(Data extracted from a collection)

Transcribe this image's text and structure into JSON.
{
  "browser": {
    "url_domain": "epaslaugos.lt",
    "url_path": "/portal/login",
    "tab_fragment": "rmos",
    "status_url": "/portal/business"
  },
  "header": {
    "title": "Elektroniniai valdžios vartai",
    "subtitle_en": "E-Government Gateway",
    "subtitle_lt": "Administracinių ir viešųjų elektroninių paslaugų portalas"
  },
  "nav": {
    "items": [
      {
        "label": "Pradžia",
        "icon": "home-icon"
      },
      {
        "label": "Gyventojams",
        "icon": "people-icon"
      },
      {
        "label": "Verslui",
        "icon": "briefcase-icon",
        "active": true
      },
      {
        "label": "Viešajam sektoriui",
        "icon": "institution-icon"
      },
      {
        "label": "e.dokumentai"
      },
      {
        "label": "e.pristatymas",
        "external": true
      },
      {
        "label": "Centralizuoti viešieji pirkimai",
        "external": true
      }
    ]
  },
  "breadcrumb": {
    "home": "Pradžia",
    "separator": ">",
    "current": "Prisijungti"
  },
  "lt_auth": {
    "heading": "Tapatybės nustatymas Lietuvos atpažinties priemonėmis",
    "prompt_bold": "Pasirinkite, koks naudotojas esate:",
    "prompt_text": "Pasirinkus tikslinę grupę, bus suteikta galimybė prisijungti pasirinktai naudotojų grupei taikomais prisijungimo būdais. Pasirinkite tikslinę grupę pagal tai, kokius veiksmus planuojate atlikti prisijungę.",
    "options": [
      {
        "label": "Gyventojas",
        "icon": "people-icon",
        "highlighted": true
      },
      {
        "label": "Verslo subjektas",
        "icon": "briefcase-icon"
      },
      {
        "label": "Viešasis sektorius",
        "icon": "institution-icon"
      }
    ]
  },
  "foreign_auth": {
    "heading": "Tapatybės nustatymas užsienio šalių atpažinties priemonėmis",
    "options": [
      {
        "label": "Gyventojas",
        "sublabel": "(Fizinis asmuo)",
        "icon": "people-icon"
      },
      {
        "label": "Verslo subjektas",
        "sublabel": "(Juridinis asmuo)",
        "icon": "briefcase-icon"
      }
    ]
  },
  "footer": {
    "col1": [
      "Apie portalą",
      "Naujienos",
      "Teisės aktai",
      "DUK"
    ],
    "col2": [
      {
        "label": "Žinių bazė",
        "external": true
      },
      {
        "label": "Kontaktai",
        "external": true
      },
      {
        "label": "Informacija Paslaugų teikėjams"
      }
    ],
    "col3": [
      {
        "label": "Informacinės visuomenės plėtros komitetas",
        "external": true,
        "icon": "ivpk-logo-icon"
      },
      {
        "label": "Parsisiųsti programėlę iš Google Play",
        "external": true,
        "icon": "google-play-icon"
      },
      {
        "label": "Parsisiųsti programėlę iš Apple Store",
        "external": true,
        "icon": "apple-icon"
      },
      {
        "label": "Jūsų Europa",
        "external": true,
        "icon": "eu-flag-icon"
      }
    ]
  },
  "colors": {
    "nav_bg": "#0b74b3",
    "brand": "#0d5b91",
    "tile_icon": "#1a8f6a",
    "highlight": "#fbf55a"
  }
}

* **WHAT TO PRODUCE**
Within the entries above, report how many lines include "priemonėmis", and keep the answer to the number.

* **FULL OUTPUT**
2